WHAT TO WORK ON:
Reproduce every line of the rows below word for word, leaving out the pictures.

Element and region listings
*-*-*
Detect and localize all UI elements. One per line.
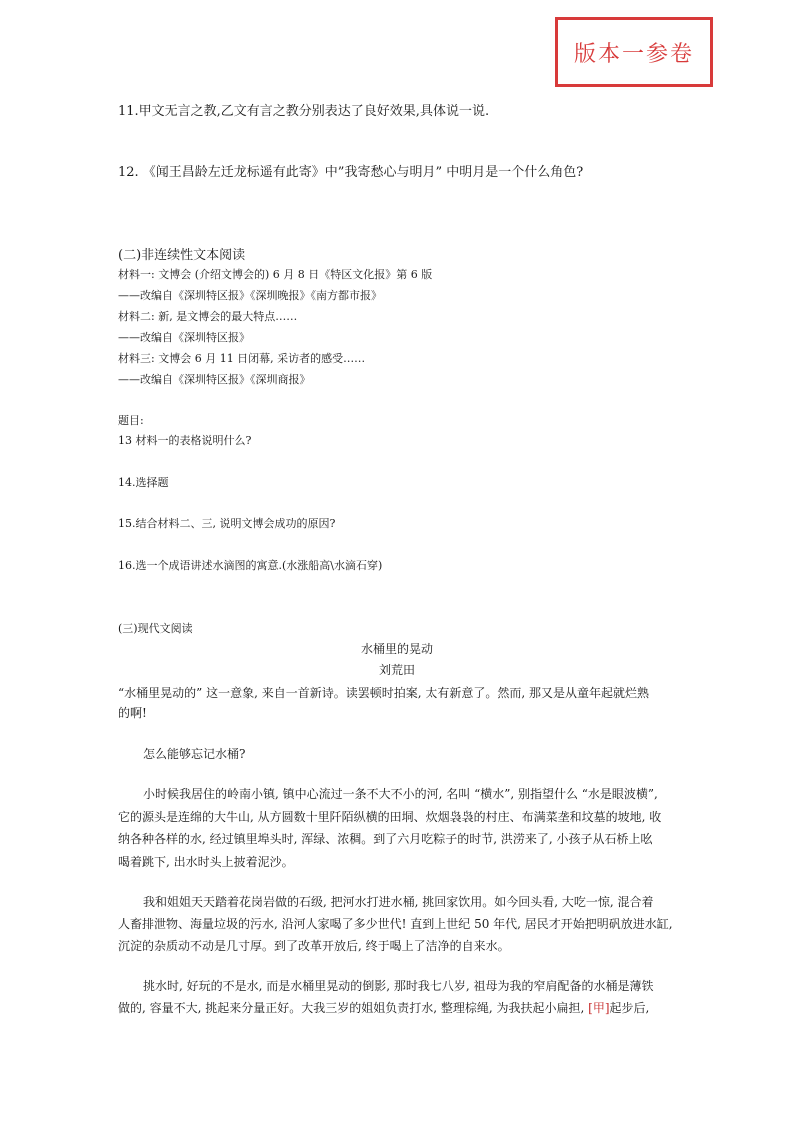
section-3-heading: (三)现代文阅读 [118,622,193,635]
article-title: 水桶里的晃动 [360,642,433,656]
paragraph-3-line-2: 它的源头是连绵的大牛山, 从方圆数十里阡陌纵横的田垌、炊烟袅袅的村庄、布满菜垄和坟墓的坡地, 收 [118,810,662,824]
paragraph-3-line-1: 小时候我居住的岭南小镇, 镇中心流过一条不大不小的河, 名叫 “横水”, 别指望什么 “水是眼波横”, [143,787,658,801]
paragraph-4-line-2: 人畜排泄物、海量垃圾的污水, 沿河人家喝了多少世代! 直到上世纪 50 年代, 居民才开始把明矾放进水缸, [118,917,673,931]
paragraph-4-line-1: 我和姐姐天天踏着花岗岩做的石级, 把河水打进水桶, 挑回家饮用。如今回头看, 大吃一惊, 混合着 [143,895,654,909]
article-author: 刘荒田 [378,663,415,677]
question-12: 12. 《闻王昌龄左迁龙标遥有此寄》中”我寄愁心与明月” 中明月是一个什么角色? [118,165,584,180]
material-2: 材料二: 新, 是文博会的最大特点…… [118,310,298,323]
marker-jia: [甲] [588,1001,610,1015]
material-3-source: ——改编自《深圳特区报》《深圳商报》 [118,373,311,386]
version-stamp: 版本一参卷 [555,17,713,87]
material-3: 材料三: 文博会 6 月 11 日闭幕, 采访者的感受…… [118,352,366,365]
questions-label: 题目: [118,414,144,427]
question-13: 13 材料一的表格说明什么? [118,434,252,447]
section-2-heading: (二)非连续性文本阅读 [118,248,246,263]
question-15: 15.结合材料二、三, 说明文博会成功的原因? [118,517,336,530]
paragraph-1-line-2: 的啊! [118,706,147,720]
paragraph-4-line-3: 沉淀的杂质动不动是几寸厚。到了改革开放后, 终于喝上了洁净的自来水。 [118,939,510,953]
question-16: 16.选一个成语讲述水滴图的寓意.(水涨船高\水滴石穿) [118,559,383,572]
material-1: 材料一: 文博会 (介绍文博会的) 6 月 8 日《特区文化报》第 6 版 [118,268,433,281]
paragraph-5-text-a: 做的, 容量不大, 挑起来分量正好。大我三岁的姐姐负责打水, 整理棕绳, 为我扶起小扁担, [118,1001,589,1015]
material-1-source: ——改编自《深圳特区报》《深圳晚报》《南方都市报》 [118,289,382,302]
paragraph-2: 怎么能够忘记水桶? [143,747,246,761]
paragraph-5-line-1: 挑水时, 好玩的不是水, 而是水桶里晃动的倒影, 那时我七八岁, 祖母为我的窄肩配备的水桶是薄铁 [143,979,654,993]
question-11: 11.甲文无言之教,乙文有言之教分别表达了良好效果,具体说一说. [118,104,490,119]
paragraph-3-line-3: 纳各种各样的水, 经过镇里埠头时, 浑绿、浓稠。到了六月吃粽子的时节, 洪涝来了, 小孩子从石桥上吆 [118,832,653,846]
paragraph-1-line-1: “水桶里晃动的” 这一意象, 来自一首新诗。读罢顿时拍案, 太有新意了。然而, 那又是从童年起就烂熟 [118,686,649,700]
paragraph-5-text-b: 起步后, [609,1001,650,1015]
*-*-*
ANSWER TO THIS TASK:
Detect and localize all UI elements. One per line.
section-3-heading: (三)现代文阅读 [118,622,193,635]
article-title: 水桶里的晃动 [360,642,433,656]
paragraph-3-line-2: 它的源头是连绵的大牛山, 从方圆数十里阡陌纵横的田垌、炊烟袅袅的村庄、布满菜垄和坟墓的坡地, 收 [118,810,662,824]
paragraph-3-line-1: 小时候我居住的岭南小镇, 镇中心流过一条不大不小的河, 名叫 “横水”, 别指望什么 “水是眼波横”, [143,787,658,801]
paragraph-4-line-2: 人畜排泄物、海量垃圾的污水, 沿河人家喝了多少世代! 直到上世纪 50 年代, 居民才开始把明矾放进水缸, [118,917,673,931]
paragraph-4-line-1: 我和姐姐天天踏着花岗岩做的石级, 把河水打进水桶, 挑回家饮用。如今回头看, 大吃一惊, 混合着 [143,895,654,909]
article-author: 刘荒田 [378,663,415,677]
question-12: 12. 《闻王昌龄左迁龙标遥有此寄》中”我寄愁心与明月” 中明月是一个什么角色? [118,165,584,180]
material-2: 材料二: 新, 是文博会的最大特点…… [118,310,298,323]
marker-jia: [甲] [588,1001,610,1015]
material-3-source: ——改编自《深圳特区报》《深圳商报》 [118,373,311,386]
version-stamp: 版本一参卷 [555,17,713,87]
material-3: 材料三: 文博会 6 月 11 日闭幕, 采访者的感受…… [118,352,366,365]
questions-label: 题目: [118,414,144,427]
question-13: 13 材料一的表格说明什么? [118,434,252,447]
section-2-heading: (二)非连续性文本阅读 [118,248,246,263]
question-15: 15.结合材料二、三, 说明文博会成功的原因? [118,517,336,530]
paragraph-1-line-2: 的啊! [118,706,147,720]
paragraph-4-line-3: 沉淀的杂质动不动是几寸厚。到了改革开放后, 终于喝上了洁净的自来水。 [118,939,510,953]
question-16: 16.选一个成语讲述水滴图的寓意.(水涨船高\水滴石穿) [118,559,383,572]
material-1: 材料一: 文博会 (介绍文博会的) 6 月 8 日《特区文化报》第 6 版 [118,268,433,281]
paragraph-5-text-a: 做的, 容量不大, 挑起来分量正好。大我三岁的姐姐负责打水, 整理棕绳, 为我扶起小扁担, [118,1001,589,1015]
material-1-source: ——改编自《深圳特区报》《深圳晚报》《南方都市报》 [118,289,382,302]
paragraph-2: 怎么能够忘记水桶? [143,747,246,761]
paragraph-5-line-1: 挑水时, 好玩的不是水, 而是水桶里晃动的倒影, 那时我七八岁, 祖母为我的窄肩配备的水桶是薄铁 [143,979,654,993]
question-11: 11.甲文无言之教,乙文有言之教分别表达了良好效果,具体说一说. [118,104,490,119]
paragraph-3-line-3: 纳各种各样的水, 经过镇里埠头时, 浑绿、浓稠。到了六月吃粽子的时节, 洪涝来了, 小孩子从石桥上吆 [118,832,653,846]
paragraph-1-line-1: “水桶里晃动的” 这一意象, 来自一首新诗。读罢顿时拍案, 太有新意了。然而, 那又是从童年起就烂熟 [118,686,649,700]
paragraph-5-text-b: 起步后, [609,1001,650,1015]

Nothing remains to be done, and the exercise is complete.